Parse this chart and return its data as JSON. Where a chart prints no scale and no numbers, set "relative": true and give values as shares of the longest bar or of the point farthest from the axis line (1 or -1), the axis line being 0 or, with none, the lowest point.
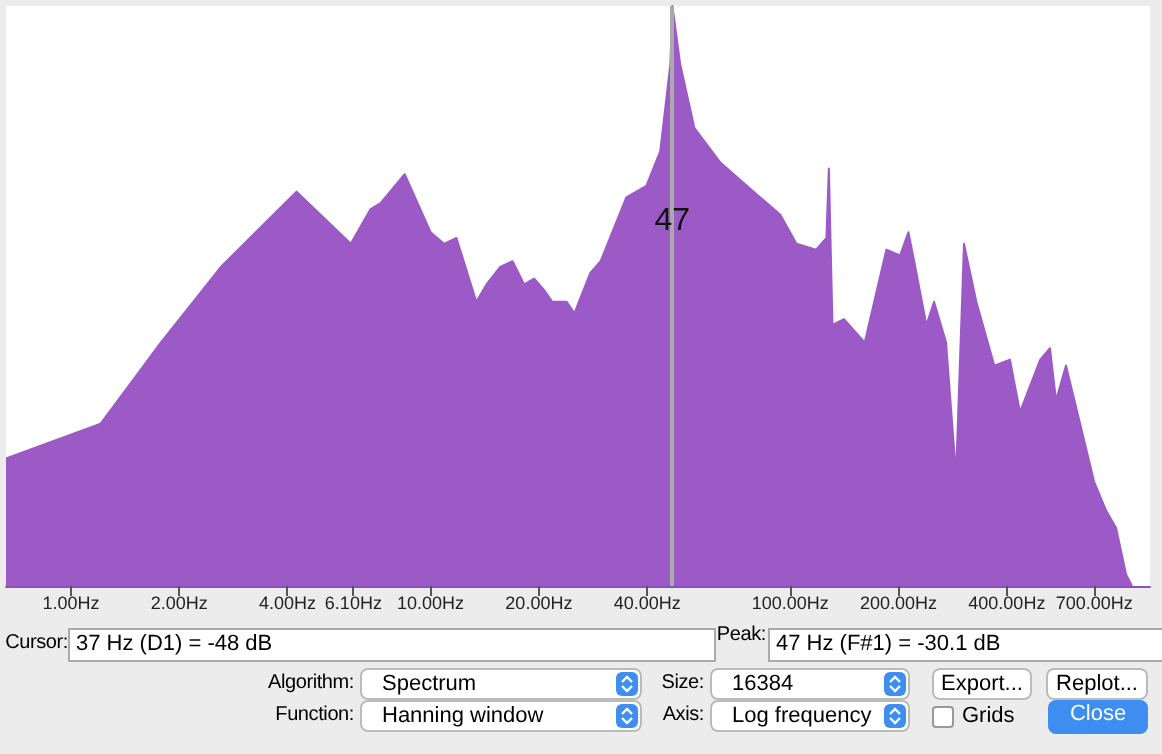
{
  "chart_data": {
    "type": "area",
    "relative": true,
    "log": "x",
    "color": "#9c5ac6",
    "xlim": [
      0.66,
      1000
    ],
    "xticks": [
      {
        "value": 1,
        "label": "1.00Hz"
      },
      {
        "value": 2,
        "label": "2.00Hz"
      },
      {
        "value": 4,
        "label": "4.00Hz"
      },
      {
        "value": 6.1,
        "label": "6.10Hz"
      },
      {
        "value": 10,
        "label": "10.00Hz"
      },
      {
        "value": 20,
        "label": "20.00Hz"
      },
      {
        "value": 40,
        "label": "40.00Hz"
      },
      {
        "value": 100,
        "label": "100.00Hz"
      },
      {
        "value": 200,
        "label": "200.00Hz"
      },
      {
        "value": 400,
        "label": "400.00Hz"
      },
      {
        "value": 700,
        "label": "700.00Hz"
      }
    ],
    "x": [
      0.66,
      1.21,
      1.78,
      2.61,
      4.24,
      6.0,
      6.81,
      7.26,
      8.47,
      10.0,
      10.9,
      11.8,
      13.4,
      14.3,
      15.6,
      16.9,
      18.2,
      19.4,
      20.7,
      21.8,
      23.9,
      25.1,
      27.8,
      29.7,
      35.0,
      39.8,
      43.5,
      46.4,
      47.0,
      49.4,
      54.1,
      63.9,
      82.5,
      93.8,
      104,
      118,
      126,
      128,
      131,
      141,
      161,
      185,
      202,
      213,
      221,
      239,
      251,
      271,
      289,
      304,
      329,
      369,
      408,
      435,
      495,
      527,
      548,
      584,
      639,
      699,
      755,
      805,
      858,
      891
    ],
    "values": [
      0.22,
      0.28,
      0.42,
      0.55,
      0.68,
      0.59,
      0.65,
      0.66,
      0.71,
      0.61,
      0.59,
      0.6,
      0.49,
      0.52,
      0.55,
      0.56,
      0.52,
      0.53,
      0.51,
      0.49,
      0.49,
      0.47,
      0.54,
      0.56,
      0.67,
      0.69,
      0.75,
      0.9,
      1,
      0.9,
      0.79,
      0.73,
      0.67,
      0.64,
      0.59,
      0.58,
      0.6,
      0.72,
      0.45,
      0.46,
      0.42,
      0.58,
      0.57,
      0.61,
      0.56,
      0.45,
      0.49,
      0.42,
      0.19,
      0.59,
      0.49,
      0.38,
      0.39,
      0.3,
      0.39,
      0.41,
      0.32,
      0.38,
      0.28,
      0.18,
      0.13,
      0.1,
      0.02,
      0
    ],
    "ref_lines": [
      {
        "axis": "x",
        "value": 47,
        "label": "47",
        "color": "#aaaaaa"
      }
    ],
    "annotations": [
      "Cursor:",
      "37 Hz (D1) = -48 dB",
      "Peak:",
      "47 Hz (F#1) = -30.1 dB",
      "Algorithm:",
      "Spectrum",
      "Size:",
      "16384",
      "Export...",
      "Replot...",
      "Function:",
      "Hanning window",
      "Axis:",
      "Log frequency",
      "Grids",
      "Close"
    ]
  }
}
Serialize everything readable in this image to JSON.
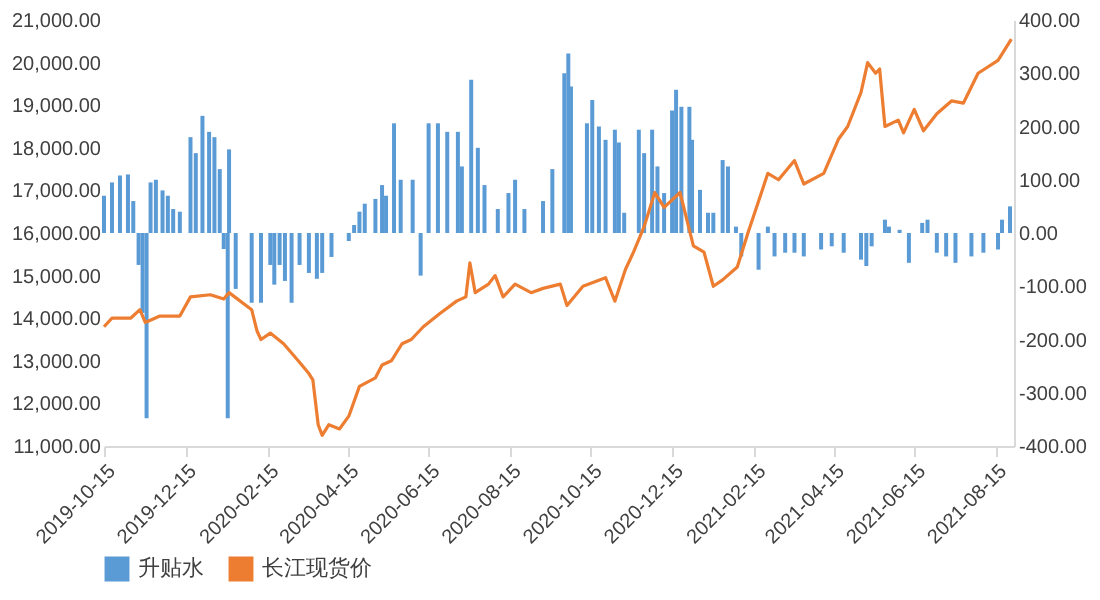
{
  "chart_data": {
    "type": "bar",
    "legend": "bottom",
    "xlim": [
      "2019-10-15",
      "2021-08-29"
    ],
    "xticks": [
      "2019-10-15",
      "2019-12-15",
      "2020-02-15",
      "2020-04-15",
      "2020-06-15",
      "2020-08-15",
      "2020-10-15",
      "2020-12-15",
      "2021-02-15",
      "2021-04-15",
      "2021-06-15",
      "2021-08-15"
    ],
    "ylim": [
      11000,
      21000
    ],
    "yticks": [
      {
        "value": 11000,
        "label": "11,000.00"
      },
      {
        "value": 12000,
        "label": "12,000.00"
      },
      {
        "value": 13000,
        "label": "13,000.00"
      },
      {
        "value": 14000,
        "label": "14,000.00"
      },
      {
        "value": 15000,
        "label": "15,000.00"
      },
      {
        "value": 16000,
        "label": "16,000.00"
      },
      {
        "value": 17000,
        "label": "17,000.00"
      },
      {
        "value": 18000,
        "label": "18,000.00"
      },
      {
        "value": 19000,
        "label": "19,000.00"
      },
      {
        "value": 20000,
        "label": "20,000.00"
      },
      {
        "value": 21000,
        "label": "21,000.00"
      }
    ],
    "y2lim": [
      -400,
      400
    ],
    "y2ticks": [
      {
        "value": -400,
        "label": "-400.00"
      },
      {
        "value": -300,
        "label": "-300.00"
      },
      {
        "value": -200,
        "label": "-200.00"
      },
      {
        "value": -100,
        "label": "-100.00"
      },
      {
        "value": 0,
        "label": "0.00"
      },
      {
        "value": 100,
        "label": "100.00"
      },
      {
        "value": 200,
        "label": "200.00"
      },
      {
        "value": 300,
        "label": "300.00"
      },
      {
        "value": 400,
        "label": "400.00"
      }
    ],
    "series": [
      {
        "name": "升贴水",
        "axis": "y2",
        "color": "#5b9bd5",
        "x": [
          "2019-10-15",
          "2019-10-21",
          "2019-10-27",
          "2019-11-02",
          "2019-11-06",
          "2019-11-10",
          "2019-11-13",
          "2019-11-16",
          "2019-11-19",
          "2019-11-23",
          "2019-11-28",
          "2019-12-02",
          "2019-12-06",
          "2019-12-11",
          "2019-12-19",
          "2019-12-23",
          "2019-12-28",
          "2020-01-02",
          "2020-01-06",
          "2020-01-10",
          "2020-01-13",
          "2020-01-16",
          "2020-01-17",
          "2020-01-22",
          "2020-02-03",
          "2020-02-10",
          "2020-02-17",
          "2020-02-20",
          "2020-02-24",
          "2020-02-28",
          "2020-03-04",
          "2020-03-10",
          "2020-03-17",
          "2020-03-23",
          "2020-03-27",
          "2020-04-03",
          "2020-04-16",
          "2020-04-20",
          "2020-04-24",
          "2020-04-28",
          "2020-05-06",
          "2020-05-11",
          "2020-05-14",
          "2020-05-20",
          "2020-05-25",
          "2020-06-03",
          "2020-06-09",
          "2020-06-15",
          "2020-06-22",
          "2020-06-29",
          "2020-07-07",
          "2020-07-10",
          "2020-07-17",
          "2020-07-22",
          "2020-07-27",
          "2020-08-06",
          "2020-08-14",
          "2020-08-19",
          "2020-08-26",
          "2020-09-09",
          "2020-09-16",
          "2020-09-25",
          "2020-09-28",
          "2020-09-30",
          "2020-10-12",
          "2020-10-16",
          "2020-10-21",
          "2020-10-26",
          "2020-11-02",
          "2020-11-05",
          "2020-11-09",
          "2020-11-20",
          "2020-11-24",
          "2020-11-30",
          "2020-12-04",
          "2020-12-09",
          "2020-12-15",
          "2020-12-18",
          "2020-12-22",
          "2020-12-28",
          "2020-12-30",
          "2021-01-05",
          "2021-01-11",
          "2021-01-15",
          "2021-01-22",
          "2021-01-26",
          "2021-02-01",
          "2021-02-05",
          "2021-02-18",
          "2021-02-25",
          "2021-03-02",
          "2021-03-10",
          "2021-03-17",
          "2021-03-24",
          "2021-04-06",
          "2021-04-14",
          "2021-04-23",
          "2021-05-06",
          "2021-05-10",
          "2021-05-14",
          "2021-05-24",
          "2021-05-27",
          "2021-06-04",
          "2021-06-11",
          "2021-06-21",
          "2021-06-25",
          "2021-07-02",
          "2021-07-09",
          "2021-07-16",
          "2021-07-28",
          "2021-08-06",
          "2021-08-17",
          "2021-08-20",
          "2021-08-26"
        ],
        "values": [
          70,
          95,
          108,
          110,
          60,
          -60,
          -150,
          -348,
          95,
          100,
          80,
          70,
          45,
          40,
          180,
          150,
          220,
          190,
          180,
          120,
          -30,
          -348,
          157,
          -105,
          -131,
          -131,
          -60,
          -97,
          -60,
          -90,
          -131,
          -60,
          -75,
          -86,
          -75,
          -45,
          -15,
          15,
          40,
          55,
          64,
          90,
          70,
          206,
          100,
          100,
          -80,
          206,
          206,
          190,
          190,
          125,
          288,
          160,
          90,
          45,
          75,
          100,
          45,
          60,
          120,
          300,
          337,
          275,
          206,
          250,
          200,
          175,
          194,
          170,
          38,
          194,
          150,
          194,
          125,
          75,
          230,
          269,
          237,
          237,
          175,
          81,
          38,
          38,
          137,
          125,
          12,
          -44,
          -69,
          12,
          -44,
          -37,
          -37,
          -44,
          -31,
          -25,
          -37,
          -50,
          -62,
          -25,
          25,
          12,
          6,
          -56,
          19,
          25,
          -37,
          -44,
          -56,
          -44,
          -37,
          -31,
          25,
          50
        ]
      },
      {
        "name": "长江现货价",
        "type": "line",
        "axis": "y",
        "color": "#ed7d31",
        "x": [
          "2019-10-15",
          "2019-10-21",
          "2019-11-04",
          "2019-11-11",
          "2019-11-15",
          "2019-11-26",
          "2019-12-11",
          "2019-12-19",
          "2020-01-03",
          "2020-01-13",
          "2020-01-17",
          "2020-02-03",
          "2020-02-07",
          "2020-02-10",
          "2020-02-17",
          "2020-02-27",
          "2020-03-09",
          "2020-03-17",
          "2020-03-20",
          "2020-03-24",
          "2020-03-27",
          "2020-04-01",
          "2020-04-09",
          "2020-04-16",
          "2020-04-24",
          "2020-05-06",
          "2020-05-11",
          "2020-05-18",
          "2020-05-26",
          "2020-06-02",
          "2020-06-11",
          "2020-06-23",
          "2020-07-06",
          "2020-07-13",
          "2020-07-16",
          "2020-07-20",
          "2020-07-30",
          "2020-08-04",
          "2020-08-10",
          "2020-08-19",
          "2020-08-31",
          "2020-09-09",
          "2020-09-22",
          "2020-09-27",
          "2020-10-09",
          "2020-10-26",
          "2020-11-02",
          "2020-11-10",
          "2020-11-16",
          "2020-11-24",
          "2020-12-02",
          "2020-12-09",
          "2020-12-21",
          "2020-12-31",
          "2021-01-08",
          "2021-01-15",
          "2021-01-22",
          "2021-02-02",
          "2021-02-10",
          "2021-02-25",
          "2021-03-05",
          "2021-03-17",
          "2021-03-24",
          "2021-04-08",
          "2021-04-19",
          "2021-04-26",
          "2021-05-06",
          "2021-05-11",
          "2021-05-17",
          "2021-05-20",
          "2021-05-24",
          "2021-06-03",
          "2021-06-07",
          "2021-06-15",
          "2021-06-22",
          "2021-07-02",
          "2021-07-13",
          "2021-07-22",
          "2021-08-02",
          "2021-08-17",
          "2021-08-27"
        ],
        "values": [
          13800,
          14000,
          14000,
          14200,
          13900,
          14050,
          14050,
          14500,
          14550,
          14450,
          14600,
          14200,
          13700,
          13500,
          13650,
          13400,
          13000,
          12700,
          12550,
          11500,
          11250,
          11500,
          11400,
          11700,
          12400,
          12600,
          12900,
          13000,
          13400,
          13500,
          13800,
          14100,
          14400,
          14500,
          15300,
          14600,
          14800,
          15000,
          14500,
          14800,
          14600,
          14700,
          14800,
          14300,
          14750,
          14950,
          14400,
          15150,
          15550,
          16150,
          16950,
          16600,
          16950,
          15700,
          15550,
          14750,
          14900,
          15200,
          16000,
          17400,
          17250,
          17700,
          17150,
          17400,
          18200,
          18500,
          19300,
          20000,
          19750,
          19850,
          18500,
          18650,
          18350,
          18900,
          18400,
          18800,
          19100,
          19050,
          19750,
          20050,
          20550
        ]
      }
    ]
  }
}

++++++++++++++++++++

▶ **TO DO**
Looking at the records above, say how many lines hold the string "this". Write nothing but the number.

▶ **ANSWER TO THE TASK**
2